▸ To be done:
List each line of the data that holds the string "type", please.

Data entries start

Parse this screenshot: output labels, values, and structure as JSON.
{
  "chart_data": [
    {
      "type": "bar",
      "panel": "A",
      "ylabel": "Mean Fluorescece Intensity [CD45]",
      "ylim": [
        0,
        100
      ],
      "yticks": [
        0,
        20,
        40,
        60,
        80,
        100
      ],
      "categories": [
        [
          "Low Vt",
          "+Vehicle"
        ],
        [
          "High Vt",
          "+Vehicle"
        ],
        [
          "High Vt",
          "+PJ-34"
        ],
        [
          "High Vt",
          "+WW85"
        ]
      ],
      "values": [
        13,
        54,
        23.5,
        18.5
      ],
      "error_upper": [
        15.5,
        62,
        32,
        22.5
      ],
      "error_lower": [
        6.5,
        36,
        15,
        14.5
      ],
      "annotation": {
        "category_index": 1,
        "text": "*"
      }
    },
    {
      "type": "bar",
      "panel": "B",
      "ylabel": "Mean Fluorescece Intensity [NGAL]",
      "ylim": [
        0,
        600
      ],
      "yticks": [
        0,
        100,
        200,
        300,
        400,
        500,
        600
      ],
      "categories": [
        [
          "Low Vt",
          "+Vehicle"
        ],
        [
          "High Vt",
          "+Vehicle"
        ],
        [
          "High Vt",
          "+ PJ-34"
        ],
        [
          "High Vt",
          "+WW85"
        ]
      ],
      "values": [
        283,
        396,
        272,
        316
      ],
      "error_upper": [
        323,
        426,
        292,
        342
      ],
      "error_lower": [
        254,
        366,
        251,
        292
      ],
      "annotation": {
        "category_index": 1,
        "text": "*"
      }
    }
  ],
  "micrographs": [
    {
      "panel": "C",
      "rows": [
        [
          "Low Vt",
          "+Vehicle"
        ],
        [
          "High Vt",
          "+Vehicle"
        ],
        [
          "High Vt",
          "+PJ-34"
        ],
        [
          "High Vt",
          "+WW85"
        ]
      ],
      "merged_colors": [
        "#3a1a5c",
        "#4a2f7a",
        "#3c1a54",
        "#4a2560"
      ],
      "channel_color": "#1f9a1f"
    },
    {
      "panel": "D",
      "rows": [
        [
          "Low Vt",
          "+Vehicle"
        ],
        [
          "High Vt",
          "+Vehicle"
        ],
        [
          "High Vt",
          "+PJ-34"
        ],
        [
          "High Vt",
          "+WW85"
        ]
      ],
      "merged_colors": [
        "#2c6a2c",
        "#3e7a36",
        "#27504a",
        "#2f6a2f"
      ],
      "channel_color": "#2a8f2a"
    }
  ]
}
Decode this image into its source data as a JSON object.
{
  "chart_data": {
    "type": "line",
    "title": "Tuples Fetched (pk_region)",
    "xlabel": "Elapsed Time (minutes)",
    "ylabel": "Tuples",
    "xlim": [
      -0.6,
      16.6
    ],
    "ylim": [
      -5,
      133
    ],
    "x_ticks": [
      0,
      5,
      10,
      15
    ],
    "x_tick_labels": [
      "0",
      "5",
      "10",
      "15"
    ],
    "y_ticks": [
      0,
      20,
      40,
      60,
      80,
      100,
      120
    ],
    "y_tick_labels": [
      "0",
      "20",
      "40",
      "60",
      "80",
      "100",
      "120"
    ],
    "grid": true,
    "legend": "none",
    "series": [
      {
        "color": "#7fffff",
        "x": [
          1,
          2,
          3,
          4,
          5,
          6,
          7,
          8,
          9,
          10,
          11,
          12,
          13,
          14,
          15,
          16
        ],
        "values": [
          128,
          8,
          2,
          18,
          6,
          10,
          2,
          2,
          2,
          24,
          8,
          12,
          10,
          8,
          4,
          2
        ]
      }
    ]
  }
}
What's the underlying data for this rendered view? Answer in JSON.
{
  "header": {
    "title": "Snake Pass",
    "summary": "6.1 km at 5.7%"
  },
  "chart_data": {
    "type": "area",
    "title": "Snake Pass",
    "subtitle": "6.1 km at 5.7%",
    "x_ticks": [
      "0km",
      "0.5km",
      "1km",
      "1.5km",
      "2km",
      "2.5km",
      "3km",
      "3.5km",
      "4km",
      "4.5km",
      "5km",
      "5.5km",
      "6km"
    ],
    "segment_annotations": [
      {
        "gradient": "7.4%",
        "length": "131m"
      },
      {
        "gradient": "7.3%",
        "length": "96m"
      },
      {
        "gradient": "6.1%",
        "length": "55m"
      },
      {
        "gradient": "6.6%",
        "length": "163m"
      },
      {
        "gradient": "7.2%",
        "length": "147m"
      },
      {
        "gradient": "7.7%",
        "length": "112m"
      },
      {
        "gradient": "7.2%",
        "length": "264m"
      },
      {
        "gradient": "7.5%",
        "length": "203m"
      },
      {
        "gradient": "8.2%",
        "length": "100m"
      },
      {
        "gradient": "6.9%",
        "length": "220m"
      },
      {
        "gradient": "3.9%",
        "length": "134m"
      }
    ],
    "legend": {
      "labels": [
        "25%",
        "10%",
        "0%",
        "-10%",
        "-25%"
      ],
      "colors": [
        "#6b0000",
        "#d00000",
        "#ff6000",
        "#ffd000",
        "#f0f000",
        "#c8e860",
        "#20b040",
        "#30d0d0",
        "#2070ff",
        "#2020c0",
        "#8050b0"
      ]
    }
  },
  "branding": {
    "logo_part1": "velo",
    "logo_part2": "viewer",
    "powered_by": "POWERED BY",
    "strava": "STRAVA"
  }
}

Data entries end

▸ Problem solution:
      "type": "bar",
      "type": "bar",
    "type": "line",
    "type": "area",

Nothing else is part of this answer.